• _DATA SHOWN_

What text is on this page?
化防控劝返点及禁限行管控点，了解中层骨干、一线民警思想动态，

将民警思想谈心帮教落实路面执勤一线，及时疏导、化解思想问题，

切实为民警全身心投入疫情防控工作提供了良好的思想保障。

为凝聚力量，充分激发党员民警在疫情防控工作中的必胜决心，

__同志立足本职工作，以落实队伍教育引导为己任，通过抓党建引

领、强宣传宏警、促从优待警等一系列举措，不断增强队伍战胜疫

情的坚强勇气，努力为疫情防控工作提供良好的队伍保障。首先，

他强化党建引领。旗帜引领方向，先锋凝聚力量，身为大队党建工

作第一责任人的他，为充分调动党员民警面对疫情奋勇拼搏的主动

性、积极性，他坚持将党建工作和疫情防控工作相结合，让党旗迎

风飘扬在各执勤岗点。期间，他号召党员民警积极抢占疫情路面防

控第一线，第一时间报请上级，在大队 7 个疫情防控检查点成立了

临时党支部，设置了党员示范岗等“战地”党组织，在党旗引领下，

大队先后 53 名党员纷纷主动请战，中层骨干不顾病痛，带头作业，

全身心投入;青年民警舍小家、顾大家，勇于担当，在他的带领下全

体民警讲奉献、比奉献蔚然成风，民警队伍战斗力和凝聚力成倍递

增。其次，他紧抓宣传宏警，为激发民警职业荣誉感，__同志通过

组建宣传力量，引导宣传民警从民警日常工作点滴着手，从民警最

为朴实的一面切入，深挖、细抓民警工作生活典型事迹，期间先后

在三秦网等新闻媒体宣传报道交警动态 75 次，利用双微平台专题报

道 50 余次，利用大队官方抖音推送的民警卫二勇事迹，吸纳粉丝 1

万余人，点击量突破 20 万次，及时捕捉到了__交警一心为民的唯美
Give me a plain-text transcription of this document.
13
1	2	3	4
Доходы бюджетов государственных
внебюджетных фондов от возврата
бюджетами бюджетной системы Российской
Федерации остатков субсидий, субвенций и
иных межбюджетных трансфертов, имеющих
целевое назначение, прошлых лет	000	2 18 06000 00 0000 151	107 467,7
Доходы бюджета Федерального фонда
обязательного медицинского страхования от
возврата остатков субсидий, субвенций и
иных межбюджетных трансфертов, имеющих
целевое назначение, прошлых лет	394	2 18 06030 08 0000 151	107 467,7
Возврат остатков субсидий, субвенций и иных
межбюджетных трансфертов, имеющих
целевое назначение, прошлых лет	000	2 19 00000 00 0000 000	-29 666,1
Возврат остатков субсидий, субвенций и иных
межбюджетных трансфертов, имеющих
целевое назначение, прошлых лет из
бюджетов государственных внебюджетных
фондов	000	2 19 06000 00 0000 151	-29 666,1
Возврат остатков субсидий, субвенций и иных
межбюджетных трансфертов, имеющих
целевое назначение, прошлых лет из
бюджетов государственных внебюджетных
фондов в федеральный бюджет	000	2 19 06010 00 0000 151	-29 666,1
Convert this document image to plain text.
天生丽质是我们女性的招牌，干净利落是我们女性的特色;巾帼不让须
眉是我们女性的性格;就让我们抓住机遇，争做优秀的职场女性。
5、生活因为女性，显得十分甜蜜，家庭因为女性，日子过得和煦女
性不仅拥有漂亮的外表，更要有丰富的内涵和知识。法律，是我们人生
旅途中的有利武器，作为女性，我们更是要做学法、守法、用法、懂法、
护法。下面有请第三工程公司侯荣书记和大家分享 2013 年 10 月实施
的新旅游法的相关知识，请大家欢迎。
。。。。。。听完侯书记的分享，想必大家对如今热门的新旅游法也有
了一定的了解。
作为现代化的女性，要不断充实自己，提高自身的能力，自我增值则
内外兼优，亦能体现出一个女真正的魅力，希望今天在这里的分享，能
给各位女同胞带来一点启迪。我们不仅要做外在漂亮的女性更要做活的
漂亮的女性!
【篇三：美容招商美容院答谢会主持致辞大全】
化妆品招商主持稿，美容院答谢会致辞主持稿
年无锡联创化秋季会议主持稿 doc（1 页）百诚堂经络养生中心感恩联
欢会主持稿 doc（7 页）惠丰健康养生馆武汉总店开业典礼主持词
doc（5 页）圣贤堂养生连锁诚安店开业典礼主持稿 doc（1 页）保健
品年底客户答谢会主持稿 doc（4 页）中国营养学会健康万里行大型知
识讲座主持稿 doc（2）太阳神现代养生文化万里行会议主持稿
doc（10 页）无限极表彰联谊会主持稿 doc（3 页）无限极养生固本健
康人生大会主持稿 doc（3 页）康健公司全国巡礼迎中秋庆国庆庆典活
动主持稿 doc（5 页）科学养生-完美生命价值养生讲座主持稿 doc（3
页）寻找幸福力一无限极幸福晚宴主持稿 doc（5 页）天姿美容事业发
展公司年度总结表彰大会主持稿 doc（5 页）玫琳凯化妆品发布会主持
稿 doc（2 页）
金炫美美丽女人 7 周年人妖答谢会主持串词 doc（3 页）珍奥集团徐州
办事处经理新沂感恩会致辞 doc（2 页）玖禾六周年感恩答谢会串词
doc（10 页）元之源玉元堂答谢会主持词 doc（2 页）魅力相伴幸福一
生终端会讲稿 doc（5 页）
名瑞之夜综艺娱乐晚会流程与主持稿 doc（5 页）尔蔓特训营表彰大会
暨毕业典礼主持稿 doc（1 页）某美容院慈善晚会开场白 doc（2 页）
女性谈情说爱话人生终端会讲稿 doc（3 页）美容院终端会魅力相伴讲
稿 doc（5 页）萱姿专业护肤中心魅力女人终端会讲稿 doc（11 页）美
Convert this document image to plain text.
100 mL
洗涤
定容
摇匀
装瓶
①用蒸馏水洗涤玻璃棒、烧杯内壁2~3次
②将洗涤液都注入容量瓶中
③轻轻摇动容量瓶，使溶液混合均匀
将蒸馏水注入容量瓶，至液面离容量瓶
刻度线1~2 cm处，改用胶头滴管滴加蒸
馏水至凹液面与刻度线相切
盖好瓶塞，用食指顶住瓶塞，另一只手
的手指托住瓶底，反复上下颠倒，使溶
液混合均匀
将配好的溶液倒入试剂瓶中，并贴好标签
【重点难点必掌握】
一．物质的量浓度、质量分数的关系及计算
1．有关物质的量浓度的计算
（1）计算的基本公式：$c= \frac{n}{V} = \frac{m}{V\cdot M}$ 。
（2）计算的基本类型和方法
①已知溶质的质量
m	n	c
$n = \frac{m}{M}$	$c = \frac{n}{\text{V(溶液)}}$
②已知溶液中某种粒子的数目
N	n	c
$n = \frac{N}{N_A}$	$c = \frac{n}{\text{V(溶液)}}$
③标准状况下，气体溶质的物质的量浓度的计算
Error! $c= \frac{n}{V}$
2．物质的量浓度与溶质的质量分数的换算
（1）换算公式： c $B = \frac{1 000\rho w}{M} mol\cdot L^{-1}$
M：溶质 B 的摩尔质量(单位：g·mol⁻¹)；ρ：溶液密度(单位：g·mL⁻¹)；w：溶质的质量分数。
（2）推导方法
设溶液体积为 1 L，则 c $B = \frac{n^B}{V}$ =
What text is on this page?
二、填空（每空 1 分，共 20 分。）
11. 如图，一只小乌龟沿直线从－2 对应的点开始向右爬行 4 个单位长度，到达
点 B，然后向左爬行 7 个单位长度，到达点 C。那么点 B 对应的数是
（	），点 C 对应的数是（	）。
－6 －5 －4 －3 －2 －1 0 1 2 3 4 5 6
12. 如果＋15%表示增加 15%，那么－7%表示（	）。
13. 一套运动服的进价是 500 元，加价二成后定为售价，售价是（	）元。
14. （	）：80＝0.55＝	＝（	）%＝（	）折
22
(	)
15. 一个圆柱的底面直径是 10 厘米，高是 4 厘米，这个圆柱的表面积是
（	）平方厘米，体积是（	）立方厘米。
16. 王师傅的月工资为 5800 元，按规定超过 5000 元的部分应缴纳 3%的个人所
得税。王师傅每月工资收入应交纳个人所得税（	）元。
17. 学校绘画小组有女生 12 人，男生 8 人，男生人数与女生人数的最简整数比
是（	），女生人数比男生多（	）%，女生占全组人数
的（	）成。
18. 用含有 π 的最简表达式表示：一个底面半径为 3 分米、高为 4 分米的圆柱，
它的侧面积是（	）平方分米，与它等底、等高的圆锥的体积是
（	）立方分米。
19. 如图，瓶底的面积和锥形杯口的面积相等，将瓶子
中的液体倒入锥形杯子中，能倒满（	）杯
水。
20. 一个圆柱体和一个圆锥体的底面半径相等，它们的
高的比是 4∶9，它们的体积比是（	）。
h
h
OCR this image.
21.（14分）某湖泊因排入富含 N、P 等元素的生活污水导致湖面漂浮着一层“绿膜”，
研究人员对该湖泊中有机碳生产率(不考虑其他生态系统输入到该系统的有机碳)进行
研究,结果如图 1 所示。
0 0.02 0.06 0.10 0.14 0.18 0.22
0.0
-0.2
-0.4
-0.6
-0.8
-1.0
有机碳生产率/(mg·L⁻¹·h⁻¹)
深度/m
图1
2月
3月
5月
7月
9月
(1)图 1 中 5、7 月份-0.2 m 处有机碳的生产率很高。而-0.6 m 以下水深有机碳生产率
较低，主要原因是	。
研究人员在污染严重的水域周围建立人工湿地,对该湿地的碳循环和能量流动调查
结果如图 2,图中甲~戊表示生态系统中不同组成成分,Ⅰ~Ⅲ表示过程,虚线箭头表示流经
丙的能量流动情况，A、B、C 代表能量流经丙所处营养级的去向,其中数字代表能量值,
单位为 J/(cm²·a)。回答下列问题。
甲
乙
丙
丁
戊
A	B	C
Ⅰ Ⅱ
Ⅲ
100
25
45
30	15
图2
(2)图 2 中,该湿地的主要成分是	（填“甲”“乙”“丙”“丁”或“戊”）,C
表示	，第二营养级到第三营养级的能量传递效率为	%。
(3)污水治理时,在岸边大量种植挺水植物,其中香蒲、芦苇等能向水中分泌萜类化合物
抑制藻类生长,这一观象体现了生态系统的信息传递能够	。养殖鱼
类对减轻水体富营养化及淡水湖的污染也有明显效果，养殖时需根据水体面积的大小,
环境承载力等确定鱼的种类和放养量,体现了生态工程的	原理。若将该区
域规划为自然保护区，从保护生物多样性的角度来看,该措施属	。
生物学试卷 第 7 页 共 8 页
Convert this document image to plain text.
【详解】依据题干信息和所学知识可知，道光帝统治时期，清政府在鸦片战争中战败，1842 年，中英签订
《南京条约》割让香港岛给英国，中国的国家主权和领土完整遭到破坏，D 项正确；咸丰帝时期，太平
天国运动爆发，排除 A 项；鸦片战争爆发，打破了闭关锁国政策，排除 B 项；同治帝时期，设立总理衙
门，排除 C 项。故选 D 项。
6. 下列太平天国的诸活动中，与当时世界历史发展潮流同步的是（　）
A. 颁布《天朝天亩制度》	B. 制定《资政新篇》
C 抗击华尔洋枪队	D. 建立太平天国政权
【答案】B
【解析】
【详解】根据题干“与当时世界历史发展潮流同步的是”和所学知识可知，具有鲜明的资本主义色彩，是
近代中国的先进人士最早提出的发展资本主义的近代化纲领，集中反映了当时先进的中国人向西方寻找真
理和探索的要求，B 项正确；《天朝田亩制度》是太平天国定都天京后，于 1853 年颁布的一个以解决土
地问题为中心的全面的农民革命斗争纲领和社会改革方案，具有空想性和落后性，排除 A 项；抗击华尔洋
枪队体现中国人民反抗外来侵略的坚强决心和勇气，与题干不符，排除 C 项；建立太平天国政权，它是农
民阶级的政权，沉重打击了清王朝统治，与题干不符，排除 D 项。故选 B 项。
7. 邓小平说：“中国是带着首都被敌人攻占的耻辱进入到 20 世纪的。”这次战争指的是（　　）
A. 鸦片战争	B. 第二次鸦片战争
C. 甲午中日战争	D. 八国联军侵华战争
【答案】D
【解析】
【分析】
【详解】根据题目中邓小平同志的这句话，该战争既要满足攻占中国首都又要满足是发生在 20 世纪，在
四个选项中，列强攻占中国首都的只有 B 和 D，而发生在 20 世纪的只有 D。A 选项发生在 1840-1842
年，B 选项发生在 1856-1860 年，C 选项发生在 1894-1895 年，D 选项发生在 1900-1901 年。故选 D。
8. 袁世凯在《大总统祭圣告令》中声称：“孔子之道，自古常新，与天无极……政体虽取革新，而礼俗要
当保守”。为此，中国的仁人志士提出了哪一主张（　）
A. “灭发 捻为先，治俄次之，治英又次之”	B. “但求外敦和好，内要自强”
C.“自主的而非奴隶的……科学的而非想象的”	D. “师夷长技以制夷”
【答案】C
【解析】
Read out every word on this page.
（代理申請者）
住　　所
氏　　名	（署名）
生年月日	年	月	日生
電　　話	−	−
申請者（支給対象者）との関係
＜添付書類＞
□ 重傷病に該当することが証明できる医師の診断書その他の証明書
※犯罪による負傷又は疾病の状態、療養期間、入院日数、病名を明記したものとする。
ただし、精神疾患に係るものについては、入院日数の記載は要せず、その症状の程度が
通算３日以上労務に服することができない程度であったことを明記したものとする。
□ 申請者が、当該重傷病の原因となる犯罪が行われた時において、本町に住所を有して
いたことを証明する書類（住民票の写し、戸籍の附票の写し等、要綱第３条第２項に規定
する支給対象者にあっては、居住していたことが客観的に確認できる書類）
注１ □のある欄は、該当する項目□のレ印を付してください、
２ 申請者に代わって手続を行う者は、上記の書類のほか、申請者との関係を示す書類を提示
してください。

• _REQUIREMENT_
Of all the lines in the listing above, how many contain the word "与题干不符"? Answer with the number alone.

• _FINAL RESULT_
2